* Stated problem *
Reproduce every entry exactly as shown.

* Data provided *
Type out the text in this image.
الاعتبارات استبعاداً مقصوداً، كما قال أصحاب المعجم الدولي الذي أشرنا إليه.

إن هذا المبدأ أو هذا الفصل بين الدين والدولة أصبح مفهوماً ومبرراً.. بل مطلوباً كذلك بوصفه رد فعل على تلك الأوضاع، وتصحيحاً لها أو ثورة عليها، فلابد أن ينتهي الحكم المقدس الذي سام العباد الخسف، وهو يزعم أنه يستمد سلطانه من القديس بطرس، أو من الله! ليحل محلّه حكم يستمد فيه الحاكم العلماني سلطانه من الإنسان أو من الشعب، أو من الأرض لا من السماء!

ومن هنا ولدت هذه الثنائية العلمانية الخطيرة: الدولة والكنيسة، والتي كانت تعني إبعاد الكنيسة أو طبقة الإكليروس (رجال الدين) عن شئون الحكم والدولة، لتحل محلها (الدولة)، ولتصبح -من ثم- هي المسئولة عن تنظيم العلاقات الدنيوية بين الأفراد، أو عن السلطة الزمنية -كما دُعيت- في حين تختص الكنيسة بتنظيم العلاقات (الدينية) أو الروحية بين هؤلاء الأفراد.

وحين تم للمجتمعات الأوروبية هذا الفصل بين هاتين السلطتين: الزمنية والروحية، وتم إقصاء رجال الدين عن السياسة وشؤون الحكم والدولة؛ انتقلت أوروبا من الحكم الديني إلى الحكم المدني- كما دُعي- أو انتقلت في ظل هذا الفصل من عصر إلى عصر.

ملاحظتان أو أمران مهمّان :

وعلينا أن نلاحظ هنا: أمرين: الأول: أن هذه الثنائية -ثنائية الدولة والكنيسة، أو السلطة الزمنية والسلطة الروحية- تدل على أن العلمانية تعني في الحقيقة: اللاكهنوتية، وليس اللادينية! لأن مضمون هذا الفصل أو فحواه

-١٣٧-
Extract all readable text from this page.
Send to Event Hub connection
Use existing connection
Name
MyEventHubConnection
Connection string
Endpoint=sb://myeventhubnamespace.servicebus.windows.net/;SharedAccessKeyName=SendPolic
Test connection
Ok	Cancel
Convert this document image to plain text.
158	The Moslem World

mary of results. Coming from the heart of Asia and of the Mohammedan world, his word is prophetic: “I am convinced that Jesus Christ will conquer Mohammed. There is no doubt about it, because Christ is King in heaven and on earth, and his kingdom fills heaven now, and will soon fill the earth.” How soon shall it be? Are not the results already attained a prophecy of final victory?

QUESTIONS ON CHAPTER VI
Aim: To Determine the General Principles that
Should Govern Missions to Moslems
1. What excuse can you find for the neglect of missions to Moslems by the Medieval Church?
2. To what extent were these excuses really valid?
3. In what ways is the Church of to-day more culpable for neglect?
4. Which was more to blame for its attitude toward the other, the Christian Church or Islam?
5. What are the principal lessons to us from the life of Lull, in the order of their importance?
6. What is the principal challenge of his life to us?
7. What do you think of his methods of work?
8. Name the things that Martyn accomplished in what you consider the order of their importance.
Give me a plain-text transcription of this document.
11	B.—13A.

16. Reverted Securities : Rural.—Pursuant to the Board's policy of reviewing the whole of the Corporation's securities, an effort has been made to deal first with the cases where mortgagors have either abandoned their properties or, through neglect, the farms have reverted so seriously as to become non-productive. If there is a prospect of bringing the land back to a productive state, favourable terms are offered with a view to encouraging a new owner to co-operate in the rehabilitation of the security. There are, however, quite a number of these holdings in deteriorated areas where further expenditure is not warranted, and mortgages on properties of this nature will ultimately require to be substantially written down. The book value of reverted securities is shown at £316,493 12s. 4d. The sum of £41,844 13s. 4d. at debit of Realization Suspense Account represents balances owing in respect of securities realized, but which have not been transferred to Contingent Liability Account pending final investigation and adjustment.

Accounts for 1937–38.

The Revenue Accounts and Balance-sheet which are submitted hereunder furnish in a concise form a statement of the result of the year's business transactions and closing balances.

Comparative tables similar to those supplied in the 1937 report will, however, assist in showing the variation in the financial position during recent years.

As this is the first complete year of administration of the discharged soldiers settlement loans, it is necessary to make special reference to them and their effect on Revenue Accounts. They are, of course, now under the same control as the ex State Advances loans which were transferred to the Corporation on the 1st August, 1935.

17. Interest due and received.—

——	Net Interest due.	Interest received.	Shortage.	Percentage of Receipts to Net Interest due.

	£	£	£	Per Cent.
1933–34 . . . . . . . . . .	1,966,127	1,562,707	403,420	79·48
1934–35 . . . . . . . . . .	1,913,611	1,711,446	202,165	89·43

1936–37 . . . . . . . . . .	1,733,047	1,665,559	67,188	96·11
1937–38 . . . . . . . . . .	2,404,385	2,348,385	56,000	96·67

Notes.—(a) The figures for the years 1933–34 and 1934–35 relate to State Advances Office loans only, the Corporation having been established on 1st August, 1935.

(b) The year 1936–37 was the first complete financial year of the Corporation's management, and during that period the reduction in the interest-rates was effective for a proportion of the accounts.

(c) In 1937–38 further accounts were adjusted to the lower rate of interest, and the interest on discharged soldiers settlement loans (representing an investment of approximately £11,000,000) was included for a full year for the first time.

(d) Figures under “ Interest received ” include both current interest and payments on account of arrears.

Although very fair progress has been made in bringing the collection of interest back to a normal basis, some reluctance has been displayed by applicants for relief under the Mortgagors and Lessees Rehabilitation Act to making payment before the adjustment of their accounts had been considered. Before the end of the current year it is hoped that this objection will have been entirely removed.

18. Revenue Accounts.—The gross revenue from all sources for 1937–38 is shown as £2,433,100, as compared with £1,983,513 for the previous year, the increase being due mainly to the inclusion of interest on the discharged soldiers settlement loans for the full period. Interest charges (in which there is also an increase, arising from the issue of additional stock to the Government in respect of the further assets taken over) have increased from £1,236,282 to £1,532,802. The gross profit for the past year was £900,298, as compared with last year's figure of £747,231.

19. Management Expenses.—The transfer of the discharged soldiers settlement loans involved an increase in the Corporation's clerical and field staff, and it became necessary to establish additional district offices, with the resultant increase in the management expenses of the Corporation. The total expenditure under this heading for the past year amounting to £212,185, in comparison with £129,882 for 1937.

* Result of the exercise *
Type out the text in this image.
الاعتبارات استبعاداً مقصوداً، كما قال أصحاب المعجم الدولي الذي أشرنا إليه.

إن هذا المبدأ أو هذا الفصل بين الدين والدولة أصبح مفهوماً ومبرراً.. بل مطلوباً كذلك بوصفه رد فعل على تلك الأوضاع، وتصحيحاً لها أو ثورة عليها، فلابد أن ينتهي الحكم المقدس الذي سام العباد الخسف، وهو يزعم أنه يستمد سلطانه من القديس بطرس، أو من الله! ليحل محلّه حكم يستمد فيه الحاكم العلماني سلطانه من الإنسان أو من الشعب، أو من الأرض لا من السماء!

ومن هنا ولدت هذه الثنائية العلمانية الخطيرة: الدولة والكنيسة، والتي كانت تعني إبعاد الكنيسة أو طبقة الإكليروس (رجال الدين) عن شئون الحكم والدولة، لتحل محلها (الدولة)، ولتصبح -من ثم- هي المسئولة عن تنظيم العلاقات الدنيوية بين الأفراد، أو عن السلطة الزمنية -كما دُعيت- في حين تختص الكنيسة بتنظيم العلاقات (الدينية) أو الروحية بين هؤلاء الأفراد.

وحين تم للمجتمعات الأوروبية هذا الفصل بين هاتين السلطتين: الزمنية والروحية، وتم إقصاء رجال الدين عن السياسة وشؤون الحكم والدولة؛ انتقلت أوروبا من الحكم الديني إلى الحكم المدني- كما دُعي- أو انتقلت في ظل هذا الفصل من عصر إلى عصر.

ملاحظتان أو أمران مهمّان :

وعلينا أن نلاحظ هنا: أمرين: الأول: أن هذه الثنائية -ثنائية الدولة والكنيسة، أو السلطة الزمنية والسلطة الروحية- تدل على أن العلمانية تعني في الحقيقة: اللاكهنوتية، وليس اللادينية! لأن مضمون هذا الفصل أو فحواه

-١٣٧-
Extract all readable text from this page.
Send to Event Hub connection
Use existing connection
Name
MyEventHubConnection
Connection string
Endpoint=sb://myeventhubnamespace.servicebus.windows.net/;SharedAccessKeyName=SendPolic
Test connection
Ok	Cancel
Convert this document image to plain text.
158	The Moslem World

mary of results. Coming from the heart of Asia and of the Mohammedan world, his word is prophetic: “I am convinced that Jesus Christ will conquer Mohammed. There is no doubt about it, because Christ is King in heaven and on earth, and his kingdom fills heaven now, and will soon fill the earth.” How soon shall it be? Are not the results already attained a prophecy of final victory?

QUESTIONS ON CHAPTER VI
Aim: To Determine the General Principles that
Should Govern Missions to Moslems
1. What excuse can you find for the neglect of missions to Moslems by the Medieval Church?
2. To what extent were these excuses really valid?
3. In what ways is the Church of to-day more culpable for neglect?
4. Which was more to blame for its attitude toward the other, the Christian Church or Islam?
5. What are the principal lessons to us from the life of Lull, in the order of their importance?
6. What is the principal challenge of his life to us?
7. What do you think of his methods of work?
8. Name the things that Martyn accomplished in what you consider the order of their importance.
Give me a plain-text transcription of this document.
11	B.—13A.

16. Reverted Securities : Rural.—Pursuant to the Board's policy of reviewing the whole of the Corporation's securities, an effort has been made to deal first with the cases where mortgagors have either abandoned their properties or, through neglect, the farms have reverted so seriously as to become non-productive. If there is a prospect of bringing the land back to a productive state, favourable terms are offered with a view to encouraging a new owner to co-operate in the rehabilitation of the security. There are, however, quite a number of these holdings in deteriorated areas where further expenditure is not warranted, and mortgages on properties of this nature will ultimately require to be substantially written down. The book value of reverted securities is shown at £316,493 12s. 4d. The sum of £41,844 13s. 4d. at debit of Realization Suspense Account represents balances owing in respect of securities realized, but which have not been transferred to Contingent Liability Account pending final investigation and adjustment.

Accounts for 1937–38.

The Revenue Accounts and Balance-sheet which are submitted hereunder furnish in a concise form a statement of the result of the year's business transactions and closing balances.

Comparative tables similar to those supplied in the 1937 report will, however, assist in showing the variation in the financial position during recent years.

As this is the first complete year of administration of the discharged soldiers settlement loans, it is necessary to make special reference to them and their effect on Revenue Accounts. They are, of course, now under the same control as the ex State Advances loans which were transferred to the Corporation on the 1st August, 1935.

17. Interest due and received.—

——	Net Interest due.	Interest received.	Shortage.	Percentage of Receipts to Net Interest due.

	£	£	£	Per Cent.
1933–34 . . . . . . . . . .	1,966,127	1,562,707	403,420	79·48
1934–35 . . . . . . . . . .	1,913,611	1,711,446	202,165	89·43

1936–37 . . . . . . . . . .	1,733,047	1,665,559	67,188	96·11
1937–38 . . . . . . . . . .	2,404,385	2,348,385	56,000	96·67

Notes.—(a) The figures for the years 1933–34 and 1934–35 relate to State Advances Office loans only, the Corporation having been established on 1st August, 1935.

(b) The year 1936–37 was the first complete financial year of the Corporation's management, and during that period the reduction in the interest-rates was effective for a proportion of the accounts.

(c) In 1937–38 further accounts were adjusted to the lower rate of interest, and the interest on discharged soldiers settlement loans (representing an investment of approximately £11,000,000) was included for a full year for the first time.

(d) Figures under “ Interest received ” include both current interest and payments on account of arrears.

Although very fair progress has been made in bringing the collection of interest back to a normal basis, some reluctance has been displayed by applicants for relief under the Mortgagors and Lessees Rehabilitation Act to making payment before the adjustment of their accounts had been considered. Before the end of the current year it is hoped that this objection will have been entirely removed.

18. Revenue Accounts.—The gross revenue from all sources for 1937–38 is shown as £2,433,100, as compared with £1,983,513 for the previous year, the increase being due mainly to the inclusion of interest on the discharged soldiers settlement loans for the full period. Interest charges (in which there is also an increase, arising from the issue of additional stock to the Government in respect of the further assets taken over) have increased from £1,236,282 to £1,532,802. The gross profit for the past year was £900,298, as compared with last year's figure of £747,231.

19. Management Expenses.—The transfer of the discharged soldiers settlement loans involved an increase in the Corporation's clerical and field staff, and it became necessary to establish additional district offices, with the resultant increase in the management expenses of the Corporation. The total expenditure under this heading for the past year amounting to £212,185, in comparison with £129,882 for 1937.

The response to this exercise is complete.